Reproduce each line bearing the word "grid".

┄┄┄┄┄┄┄┄┄┄

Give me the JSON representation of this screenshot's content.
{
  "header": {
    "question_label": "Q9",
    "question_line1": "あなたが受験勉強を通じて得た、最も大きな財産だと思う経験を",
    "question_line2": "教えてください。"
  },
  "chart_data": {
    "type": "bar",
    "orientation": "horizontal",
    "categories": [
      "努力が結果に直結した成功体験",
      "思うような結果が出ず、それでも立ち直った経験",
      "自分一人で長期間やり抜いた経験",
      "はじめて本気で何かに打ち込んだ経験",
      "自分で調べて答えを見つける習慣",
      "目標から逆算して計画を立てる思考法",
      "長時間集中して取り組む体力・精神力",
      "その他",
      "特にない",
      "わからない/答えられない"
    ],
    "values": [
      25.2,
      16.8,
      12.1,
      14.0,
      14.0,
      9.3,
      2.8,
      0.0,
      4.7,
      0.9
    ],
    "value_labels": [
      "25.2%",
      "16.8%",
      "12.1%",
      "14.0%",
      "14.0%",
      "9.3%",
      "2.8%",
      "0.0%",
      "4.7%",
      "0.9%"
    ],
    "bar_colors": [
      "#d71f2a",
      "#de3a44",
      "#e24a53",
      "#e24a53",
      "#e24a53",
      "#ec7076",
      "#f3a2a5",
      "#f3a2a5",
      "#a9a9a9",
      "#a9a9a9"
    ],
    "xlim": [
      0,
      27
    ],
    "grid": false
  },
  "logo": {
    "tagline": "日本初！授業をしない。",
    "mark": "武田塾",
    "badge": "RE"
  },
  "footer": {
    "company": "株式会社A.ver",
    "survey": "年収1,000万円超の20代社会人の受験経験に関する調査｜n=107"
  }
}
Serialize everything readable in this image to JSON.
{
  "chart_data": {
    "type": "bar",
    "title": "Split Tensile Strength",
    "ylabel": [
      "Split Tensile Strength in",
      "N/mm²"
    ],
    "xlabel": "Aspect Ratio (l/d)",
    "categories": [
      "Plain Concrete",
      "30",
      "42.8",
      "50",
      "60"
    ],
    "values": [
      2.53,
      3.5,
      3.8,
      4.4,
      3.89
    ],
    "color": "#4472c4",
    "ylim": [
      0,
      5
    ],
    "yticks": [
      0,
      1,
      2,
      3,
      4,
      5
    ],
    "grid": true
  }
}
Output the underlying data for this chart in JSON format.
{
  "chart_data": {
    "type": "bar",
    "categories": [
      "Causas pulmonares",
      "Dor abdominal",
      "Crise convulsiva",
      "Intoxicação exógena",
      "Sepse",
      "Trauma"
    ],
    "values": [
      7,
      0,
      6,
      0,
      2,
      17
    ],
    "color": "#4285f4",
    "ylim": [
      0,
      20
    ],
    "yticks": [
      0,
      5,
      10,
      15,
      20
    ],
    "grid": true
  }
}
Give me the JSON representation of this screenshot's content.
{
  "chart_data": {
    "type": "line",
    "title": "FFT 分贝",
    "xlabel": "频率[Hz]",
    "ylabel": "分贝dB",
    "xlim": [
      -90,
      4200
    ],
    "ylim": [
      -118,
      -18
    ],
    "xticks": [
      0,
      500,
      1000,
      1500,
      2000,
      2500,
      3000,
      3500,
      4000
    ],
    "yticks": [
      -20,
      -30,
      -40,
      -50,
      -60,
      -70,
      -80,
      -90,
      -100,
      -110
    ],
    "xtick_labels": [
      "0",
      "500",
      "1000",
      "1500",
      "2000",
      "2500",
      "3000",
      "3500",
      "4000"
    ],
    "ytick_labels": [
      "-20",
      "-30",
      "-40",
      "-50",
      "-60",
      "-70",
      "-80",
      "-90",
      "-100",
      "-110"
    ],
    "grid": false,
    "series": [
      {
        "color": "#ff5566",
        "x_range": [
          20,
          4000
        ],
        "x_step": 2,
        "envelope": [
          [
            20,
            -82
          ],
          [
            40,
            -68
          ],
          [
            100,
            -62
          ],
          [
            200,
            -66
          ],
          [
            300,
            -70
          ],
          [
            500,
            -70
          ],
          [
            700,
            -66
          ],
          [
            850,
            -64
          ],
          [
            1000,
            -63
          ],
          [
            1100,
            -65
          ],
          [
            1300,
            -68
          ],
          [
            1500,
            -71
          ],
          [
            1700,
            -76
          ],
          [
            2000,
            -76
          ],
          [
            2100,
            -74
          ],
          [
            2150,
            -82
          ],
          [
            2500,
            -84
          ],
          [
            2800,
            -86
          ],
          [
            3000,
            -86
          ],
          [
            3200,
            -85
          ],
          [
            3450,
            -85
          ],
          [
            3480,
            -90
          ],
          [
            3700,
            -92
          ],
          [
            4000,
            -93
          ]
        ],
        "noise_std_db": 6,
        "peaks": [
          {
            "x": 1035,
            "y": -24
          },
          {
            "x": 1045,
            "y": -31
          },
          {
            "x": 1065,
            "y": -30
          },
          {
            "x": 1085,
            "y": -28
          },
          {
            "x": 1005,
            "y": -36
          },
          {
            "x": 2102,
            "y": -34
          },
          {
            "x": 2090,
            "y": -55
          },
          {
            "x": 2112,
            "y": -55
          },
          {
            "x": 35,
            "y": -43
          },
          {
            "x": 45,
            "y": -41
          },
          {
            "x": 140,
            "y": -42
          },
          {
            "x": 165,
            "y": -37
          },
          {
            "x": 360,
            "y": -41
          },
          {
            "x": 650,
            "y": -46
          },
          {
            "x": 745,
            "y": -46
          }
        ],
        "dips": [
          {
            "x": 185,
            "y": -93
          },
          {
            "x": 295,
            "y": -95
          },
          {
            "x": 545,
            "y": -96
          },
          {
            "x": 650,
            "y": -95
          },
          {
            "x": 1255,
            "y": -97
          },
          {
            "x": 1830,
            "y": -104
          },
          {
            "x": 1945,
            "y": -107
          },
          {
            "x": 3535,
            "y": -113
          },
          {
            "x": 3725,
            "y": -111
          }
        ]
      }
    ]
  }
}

┄┄┄┄┄┄┄┄┄┄

→ **Answer to the task**:
    "grid": false
    "grid": true
    "grid": true
    "grid": false,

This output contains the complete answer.